Given exercise »
Every entry below must be repeated exactly; skip the pictures.

Dataset excerpts »
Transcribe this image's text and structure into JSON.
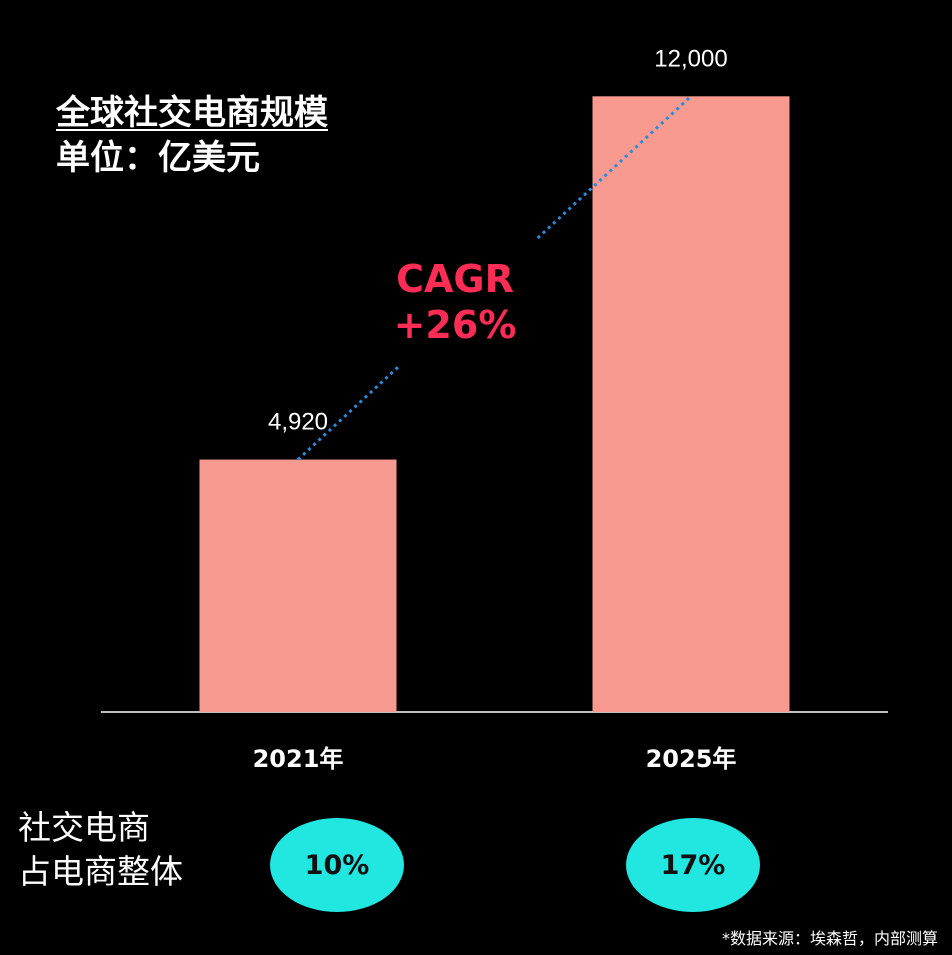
{
  "title": "全球社交电商规模",
  "unit": "单位：亿美元",
  "chart_data": {
    "type": "bar",
    "categories": [
      "2021年",
      "2025年"
    ],
    "values": [
      4920,
      12000
    ],
    "data_labels": [
      "4,920",
      "12,000"
    ],
    "ylim": [
      0,
      13000
    ],
    "grid": false,
    "bar_color": "#f89a8f",
    "trend_color": "#2a8bdc"
  },
  "annotation": {
    "line1": "CAGR",
    "line2": "+26%",
    "color": "#ff2d55"
  },
  "share": {
    "label_line1": "社交电商",
    "label_line2": "占电商整体",
    "values": [
      "10%",
      "17%"
    ],
    "color": "#22e6e0"
  },
  "source": "*数据来源：埃森哲，内部测算"
}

Answer to the task »
Transcribe this image's text and structure into JSON.
{
  "title": "全球社交电商规模",
  "unit": "单位：亿美元",
  "chart_data": {
    "type": "bar",
    "categories": [
      "2021年",
      "2025年"
    ],
    "values": [
      4920,
      12000
    ],
    "data_labels": [
      "4,920",
      "12,000"
    ],
    "ylim": [
      0,
      13000
    ],
    "grid": false,
    "bar_color": "#f89a8f",
    "trend_color": "#2a8bdc"
  },
  "annotation": {
    "line1": "CAGR",
    "line2": "+26%",
    "color": "#ff2d55"
  },
  "share": {
    "label_line1": "社交电商",
    "label_line2": "占电商整体",
    "values": [
      "10%",
      "17%"
    ],
    "color": "#22e6e0"
  },
  "source": "*数据来源：埃森哲，内部测算"
}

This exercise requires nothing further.